* WHAT IS ASKED *
Exactly as written, print each record in the listing.

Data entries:
** Begin **

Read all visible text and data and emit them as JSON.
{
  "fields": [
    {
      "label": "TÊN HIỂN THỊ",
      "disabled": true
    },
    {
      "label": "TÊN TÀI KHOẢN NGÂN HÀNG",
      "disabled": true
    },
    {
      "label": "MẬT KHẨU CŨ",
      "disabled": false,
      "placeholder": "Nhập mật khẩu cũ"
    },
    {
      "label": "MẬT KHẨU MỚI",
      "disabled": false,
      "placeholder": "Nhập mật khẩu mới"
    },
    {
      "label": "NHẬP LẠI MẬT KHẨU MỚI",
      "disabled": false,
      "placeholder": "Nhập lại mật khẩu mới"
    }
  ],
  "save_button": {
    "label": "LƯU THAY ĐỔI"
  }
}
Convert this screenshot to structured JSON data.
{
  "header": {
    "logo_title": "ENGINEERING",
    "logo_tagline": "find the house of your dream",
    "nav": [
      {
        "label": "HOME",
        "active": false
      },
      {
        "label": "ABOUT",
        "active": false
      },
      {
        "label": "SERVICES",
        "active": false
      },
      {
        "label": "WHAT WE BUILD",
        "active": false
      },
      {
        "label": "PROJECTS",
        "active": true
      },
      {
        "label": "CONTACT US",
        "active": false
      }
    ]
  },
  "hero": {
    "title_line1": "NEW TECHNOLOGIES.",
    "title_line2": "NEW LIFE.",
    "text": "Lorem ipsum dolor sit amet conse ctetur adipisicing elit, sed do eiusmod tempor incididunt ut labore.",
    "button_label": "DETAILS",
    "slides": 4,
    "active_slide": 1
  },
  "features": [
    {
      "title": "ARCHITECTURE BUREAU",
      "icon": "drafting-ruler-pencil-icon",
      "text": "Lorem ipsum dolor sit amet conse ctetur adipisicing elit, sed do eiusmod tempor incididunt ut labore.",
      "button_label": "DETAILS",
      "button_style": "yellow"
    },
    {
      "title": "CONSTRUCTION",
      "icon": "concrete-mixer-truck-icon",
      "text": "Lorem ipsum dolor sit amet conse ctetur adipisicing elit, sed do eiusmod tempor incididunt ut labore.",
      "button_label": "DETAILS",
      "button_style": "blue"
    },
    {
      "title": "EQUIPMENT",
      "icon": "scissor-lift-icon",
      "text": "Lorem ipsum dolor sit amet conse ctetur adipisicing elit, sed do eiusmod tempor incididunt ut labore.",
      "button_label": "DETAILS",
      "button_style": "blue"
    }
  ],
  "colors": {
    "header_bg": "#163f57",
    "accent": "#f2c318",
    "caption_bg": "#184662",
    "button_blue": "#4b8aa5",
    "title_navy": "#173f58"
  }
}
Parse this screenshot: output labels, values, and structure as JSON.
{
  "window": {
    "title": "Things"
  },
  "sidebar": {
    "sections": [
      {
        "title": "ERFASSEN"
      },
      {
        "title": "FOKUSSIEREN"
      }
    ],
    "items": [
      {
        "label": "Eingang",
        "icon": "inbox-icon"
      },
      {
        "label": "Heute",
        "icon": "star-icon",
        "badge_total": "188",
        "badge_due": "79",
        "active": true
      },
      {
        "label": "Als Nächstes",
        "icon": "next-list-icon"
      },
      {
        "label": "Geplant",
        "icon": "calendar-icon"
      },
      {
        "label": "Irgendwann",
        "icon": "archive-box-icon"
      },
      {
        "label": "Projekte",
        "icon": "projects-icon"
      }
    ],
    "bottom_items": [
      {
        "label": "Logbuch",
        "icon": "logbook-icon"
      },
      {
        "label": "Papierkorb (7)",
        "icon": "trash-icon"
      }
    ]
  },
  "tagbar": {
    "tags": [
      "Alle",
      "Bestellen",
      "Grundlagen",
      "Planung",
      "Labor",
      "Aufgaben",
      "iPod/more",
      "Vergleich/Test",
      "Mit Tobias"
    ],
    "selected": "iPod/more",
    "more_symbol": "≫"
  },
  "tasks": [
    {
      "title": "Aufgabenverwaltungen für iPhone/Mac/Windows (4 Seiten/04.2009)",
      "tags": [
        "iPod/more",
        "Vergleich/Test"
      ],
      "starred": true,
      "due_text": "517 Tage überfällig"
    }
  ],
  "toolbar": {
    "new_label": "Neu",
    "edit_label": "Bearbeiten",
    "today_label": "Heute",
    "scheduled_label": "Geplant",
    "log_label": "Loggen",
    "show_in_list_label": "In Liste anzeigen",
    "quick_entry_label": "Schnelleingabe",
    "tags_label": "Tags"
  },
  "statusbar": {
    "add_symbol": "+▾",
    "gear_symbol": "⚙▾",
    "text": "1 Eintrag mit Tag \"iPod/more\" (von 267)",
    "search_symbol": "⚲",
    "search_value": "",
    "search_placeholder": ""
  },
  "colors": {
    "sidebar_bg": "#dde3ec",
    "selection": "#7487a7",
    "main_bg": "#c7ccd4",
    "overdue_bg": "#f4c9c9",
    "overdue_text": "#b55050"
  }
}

** End **

* ANSWER IN FULL *
Read all visible text and data and emit them as JSON.
{
  "fields": [
    {
      "label": "TÊN HIỂN THỊ",
      "disabled": true
    },
    {
      "label": "TÊN TÀI KHOẢN NGÂN HÀNG",
      "disabled": true
    },
    {
      "label": "MẬT KHẨU CŨ",
      "disabled": false,
      "placeholder": "Nhập mật khẩu cũ"
    },
    {
      "label": "MẬT KHẨU MỚI",
      "disabled": false,
      "placeholder": "Nhập mật khẩu mới"
    },
    {
      "label": "NHẬP LẠI MẬT KHẨU MỚI",
      "disabled": false,
      "placeholder": "Nhập lại mật khẩu mới"
    }
  ],
  "save_button": {
    "label": "LƯU THAY ĐỔI"
  }
}
Convert this screenshot to structured JSON data.
{
  "header": {
    "logo_title": "ENGINEERING",
    "logo_tagline": "find the house of your dream",
    "nav": [
      {
        "label": "HOME",
        "active": false
      },
      {
        "label": "ABOUT",
        "active": false
      },
      {
        "label": "SERVICES",
        "active": false
      },
      {
        "label": "WHAT WE BUILD",
        "active": false
      },
      {
        "label": "PROJECTS",
        "active": true
      },
      {
        "label": "CONTACT US",
        "active": false
      }
    ]
  },
  "hero": {
    "title_line1": "NEW TECHNOLOGIES.",
    "title_line2": "NEW LIFE.",
    "text": "Lorem ipsum dolor sit amet conse ctetur adipisicing elit, sed do eiusmod tempor incididunt ut labore.",
    "button_label": "DETAILS",
    "slides": 4,
    "active_slide": 1
  },
  "features": [
    {
      "title": "ARCHITECTURE BUREAU",
      "icon": "drafting-ruler-pencil-icon",
      "text": "Lorem ipsum dolor sit amet conse ctetur adipisicing elit, sed do eiusmod tempor incididunt ut labore.",
      "button_label": "DETAILS",
      "button_style": "yellow"
    },
    {
      "title": "CONSTRUCTION",
      "icon": "concrete-mixer-truck-icon",
      "text": "Lorem ipsum dolor sit amet conse ctetur adipisicing elit, sed do eiusmod tempor incididunt ut labore.",
      "button_label": "DETAILS",
      "button_style": "blue"
    },
    {
      "title": "EQUIPMENT",
      "icon": "scissor-lift-icon",
      "text": "Lorem ipsum dolor sit amet conse ctetur adipisicing elit, sed do eiusmod tempor incididunt ut labore.",
      "button_label": "DETAILS",
      "button_style": "blue"
    }
  ],
  "colors": {
    "header_bg": "#163f57",
    "accent": "#f2c318",
    "caption_bg": "#184662",
    "button_blue": "#4b8aa5",
    "title_navy": "#173f58"
  }
}
Parse this screenshot: output labels, values, and structure as JSON.
{
  "window": {
    "title": "Things"
  },
  "sidebar": {
    "sections": [
      {
        "title": "ERFASSEN"
      },
      {
        "title": "FOKUSSIEREN"
      }
    ],
    "items": [
      {
        "label": "Eingang",
        "icon": "inbox-icon"
      },
      {
        "label": "Heute",
        "icon": "star-icon",
        "badge_total": "188",
        "badge_due": "79",
        "active": true
      },
      {
        "label": "Als Nächstes",
        "icon": "next-list-icon"
      },
      {
        "label": "Geplant",
        "icon": "calendar-icon"
      },
      {
        "label": "Irgendwann",
        "icon": "archive-box-icon"
      },
      {
        "label": "Projekte",
        "icon": "projects-icon"
      }
    ],
    "bottom_items": [
      {
        "label": "Logbuch",
        "icon": "logbook-icon"
      },
      {
        "label": "Papierkorb (7)",
        "icon": "trash-icon"
      }
    ]
  },
  "tagbar": {
    "tags": [
      "Alle",
      "Bestellen",
      "Grundlagen",
      "Planung",
      "Labor",
      "Aufgaben",
      "iPod/more",
      "Vergleich/Test",
      "Mit Tobias"
    ],
    "selected": "iPod/more",
    "more_symbol": "≫"
  },
  "tasks": [
    {
      "title": "Aufgabenverwaltungen für iPhone/Mac/Windows (4 Seiten/04.2009)",
      "tags": [
        "iPod/more",
        "Vergleich/Test"
      ],
      "starred": true,
      "due_text": "517 Tage überfällig"
    }
  ],
  "toolbar": {
    "new_label": "Neu",
    "edit_label": "Bearbeiten",
    "today_label": "Heute",
    "scheduled_label": "Geplant",
    "log_label": "Loggen",
    "show_in_list_label": "In Liste anzeigen",
    "quick_entry_label": "Schnelleingabe",
    "tags_label": "Tags"
  },
  "statusbar": {
    "add_symbol": "+▾",
    "gear_symbol": "⚙▾",
    "text": "1 Eintrag mit Tag \"iPod/more\" (von 267)",
    "search_symbol": "⚲",
    "search_value": "",
    "search_placeholder": ""
  },
  "colors": {
    "sidebar_bg": "#dde3ec",
    "selection": "#7487a7",
    "main_bg": "#c7ccd4",
    "overdue_bg": "#f4c9c9",
    "overdue_text": "#b55050"
  }
}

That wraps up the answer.